STATED GOAL -
Pick out the lines below that contain the string "корп" and copy them all.
===== RAW RECORDS =====
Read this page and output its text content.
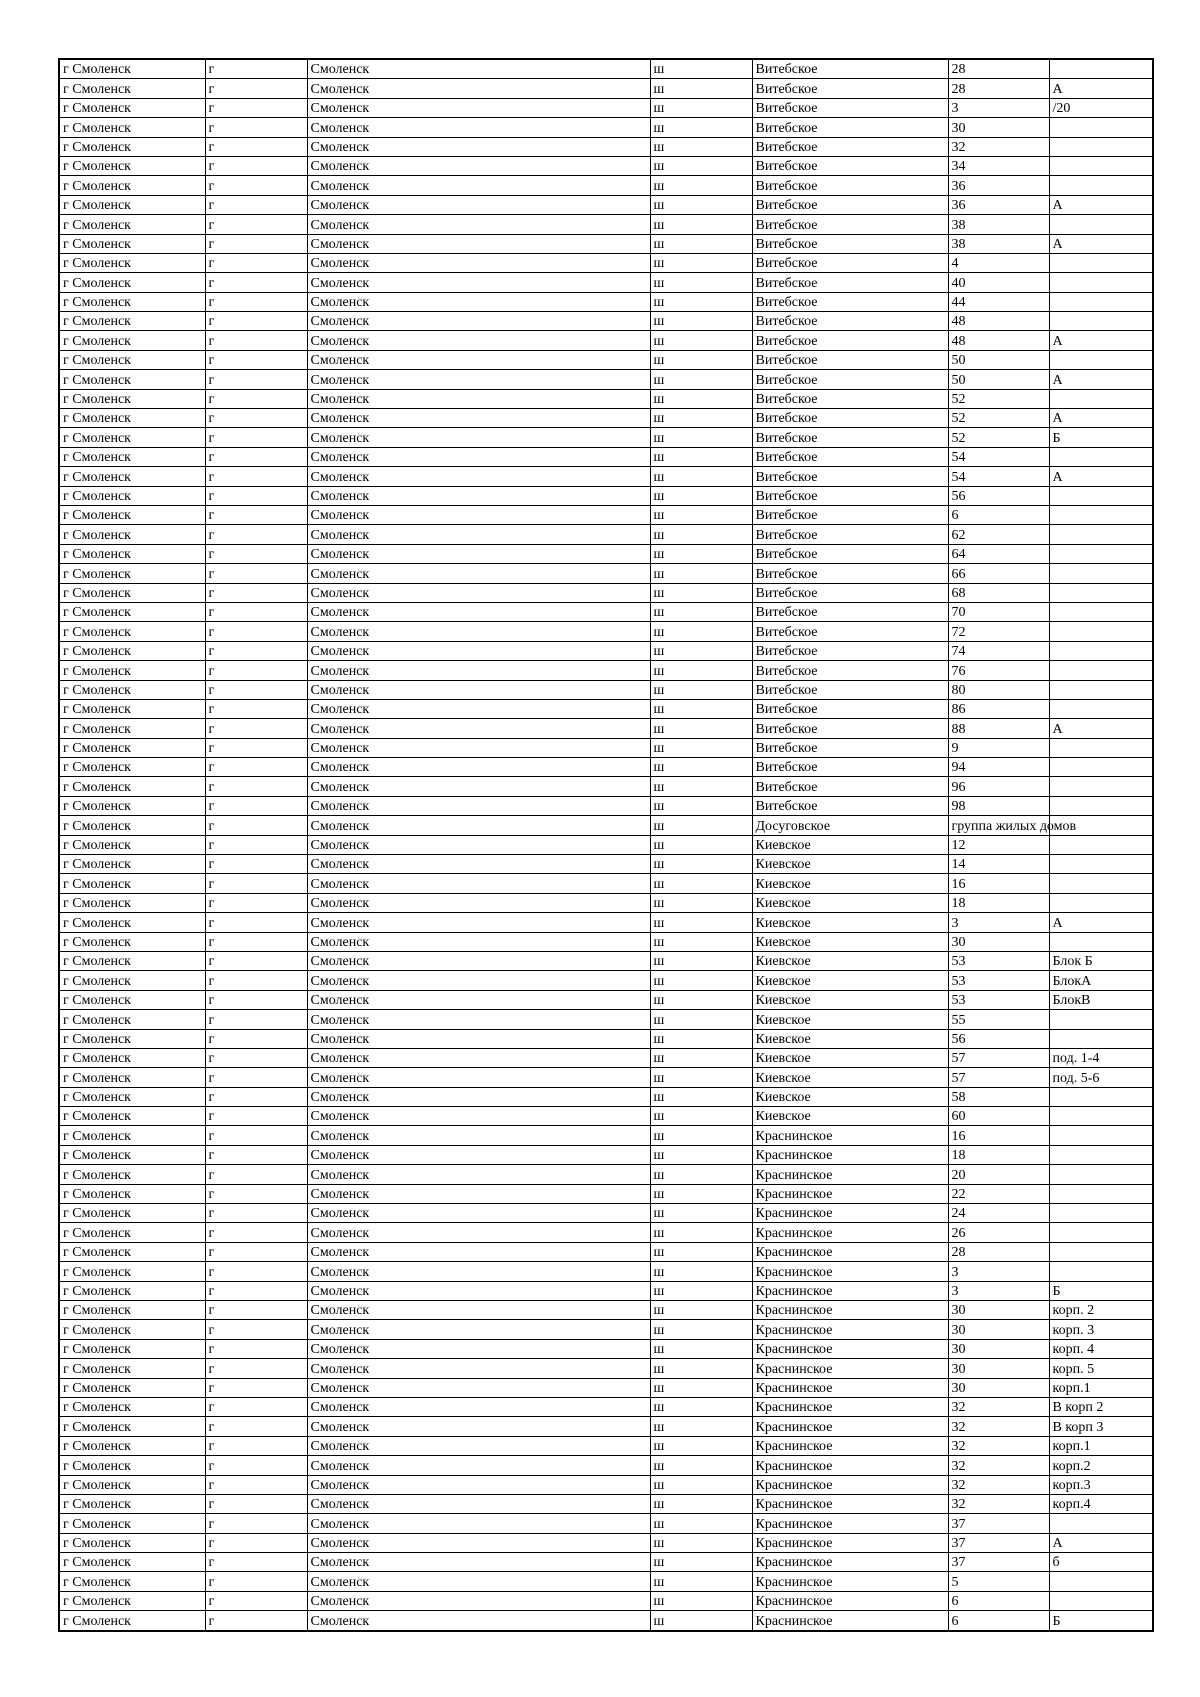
г Смоленск	г	Смоленск	ш	Витебское	28	
г Смоленск	г	Смоленск	ш	Витебское	28	А
г Смоленск	г	Смоленск	ш	Витебское	3	/20
г Смоленск	г	Смоленск	ш	Витебское	30	
г Смоленск	г	Смоленск	ш	Витебское	32	
г Смоленск	г	Смоленск	ш	Витебское	34	
г Смоленск	г	Смоленск	ш	Витебское	36	
г Смоленск	г	Смоленск	ш	Витебское	36	А
г Смоленск	г	Смоленск	ш	Витебское	38	
г Смоленск	г	Смоленск	ш	Витебское	38	А
г Смоленск	г	Смоленск	ш	Витебское	4	
г Смоленск	г	Смоленск	ш	Витебское	40	
г Смоленск	г	Смоленск	ш	Витебское	44	
г Смоленск	г	Смоленск	ш	Витебское	48	
г Смоленск	г	Смоленск	ш	Витебское	48	А
г Смоленск	г	Смоленск	ш	Витебское	50	
г Смоленск	г	Смоленск	ш	Витебское	50	А
г Смоленск	г	Смоленск	ш	Витебское	52	
г Смоленск	г	Смоленск	ш	Витебское	52	А
г Смоленск	г	Смоленск	ш	Витебское	52	Б
г Смоленск	г	Смоленск	ш	Витебское	54	
г Смоленск	г	Смоленск	ш	Витебское	54	А
г Смоленск	г	Смоленск	ш	Витебское	56	
г Смоленск	г	Смоленск	ш	Витебское	6	
г Смоленск	г	Смоленск	ш	Витебское	62	
г Смоленск	г	Смоленск	ш	Витебское	64	
г Смоленск	г	Смоленск	ш	Витебское	66	
г Смоленск	г	Смоленск	ш	Витебское	68	
г Смоленск	г	Смоленск	ш	Витебское	70	
г Смоленск	г	Смоленск	ш	Витебское	72	
г Смоленск	г	Смоленск	ш	Витебское	74	
г Смоленск	г	Смоленск	ш	Витебское	76	
г Смоленск	г	Смоленск	ш	Витебское	80	
г Смоленск	г	Смоленск	ш	Витебское	86	
г Смоленск	г	Смоленск	ш	Витебское	88	А
г Смоленск	г	Смоленск	ш	Витебское	9	
г Смоленск	г	Смоленск	ш	Витебское	94	
г Смоленск	г	Смоленск	ш	Витебское	96	
г Смоленск	г	Смоленск	ш	Витебское	98	
г Смоленск	г	Смоленск	ш	Досуговское	группа жилых домов	
г Смоленск	г	Смоленск	ш	Киевское	12	
г Смоленск	г	Смоленск	ш	Киевское	14	
г Смоленск	г	Смоленск	ш	Киевское	16	
г Смоленск	г	Смоленск	ш	Киевское	18	
г Смоленск	г	Смоленск	ш	Киевское	3	А
г Смоленск	г	Смоленск	ш	Киевское	30	
г Смоленск	г	Смоленск	ш	Киевское	53	Блок Б
г Смоленск	г	Смоленск	ш	Киевское	53	БлокА
г Смоленск	г	Смоленск	ш	Киевское	53	БлокВ
г Смоленск	г	Смоленск	ш	Киевское	55	
г Смоленск	г	Смоленск	ш	Киевское	56	
г Смоленск	г	Смоленск	ш	Киевское	57	под. 1-4
г Смоленск	г	Смоленск	ш	Киевское	57	под. 5-6
г Смоленск	г	Смоленск	ш	Киевское	58	
г Смоленск	г	Смоленск	ш	Киевское	60	
г Смоленск	г	Смоленск	ш	Краснинское	16	
г Смоленск	г	Смоленск	ш	Краснинское	18	
г Смоленск	г	Смоленск	ш	Краснинское	20	
г Смоленск	г	Смоленск	ш	Краснинское	22	
г Смоленск	г	Смоленск	ш	Краснинское	24	
г Смоленск	г	Смоленск	ш	Краснинское	26	
г Смоленск	г	Смоленск	ш	Краснинское	28	
г Смоленск	г	Смоленск	ш	Краснинское	3	
г Смоленск	г	Смоленск	ш	Краснинское	3	Б
г Смоленск	г	Смоленск	ш	Краснинское	30	корп. 2
г Смоленск	г	Смоленск	ш	Краснинское	30	корп. 3
г Смоленск	г	Смоленск	ш	Краснинское	30	корп. 4
г Смоленск	г	Смоленск	ш	Краснинское	30	корп. 5
г Смоленск	г	Смоленск	ш	Краснинское	30	корп.1
г Смоленск	г	Смоленск	ш	Краснинское	32	В корп 2
г Смоленск	г	Смоленск	ш	Краснинское	32	В корп 3
г Смоленск	г	Смоленск	ш	Краснинское	32	корп.1
г Смоленск	г	Смоленск	ш	Краснинское	32	корп.2
г Смоленск	г	Смоленск	ш	Краснинское	32	корп.3
г Смоленск	г	Смоленск	ш	Краснинское	32	корп.4
г Смоленск	г	Смоленск	ш	Краснинское	37	
г Смоленск	г	Смоленск	ш	Краснинское	37	А
г Смоленск	г	Смоленск	ш	Краснинское	37	б
г Смоленск	г	Смоленск	ш	Краснинское	5	
г Смоленск	г	Смоленск	ш	Краснинское	6	
г Смоленск	г	Смоленск	ш	Краснинское	6	Б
=====
THE SOLUTION -
г Смоленск	г	Смоленск	ш	Краснинское	30	корп. 2
г Смоленск	г	Смоленск	ш	Краснинское	30	корп. 3
г Смоленск	г	Смоленск	ш	Краснинское	30	корп. 4
г Смоленск	г	Смоленск	ш	Краснинское	30	корп. 5
г Смоленск	г	Смоленск	ш	Краснинское	30	корп.1
г Смоленск	г	Смоленск	ш	Краснинское	32	В корп 2
г Смоленск	г	Смоленск	ш	Краснинское	32	В корп 3
г Смоленск	г	Смоленск	ш	Краснинское	32	корп.1
г Смоленск	г	Смоленск	ш	Краснинское	32	корп.2
г Смоленск	г	Смоленск	ш	Краснинское	32	корп.3
г Смоленск	г	Смоленск	ш	Краснинское	32	корп.4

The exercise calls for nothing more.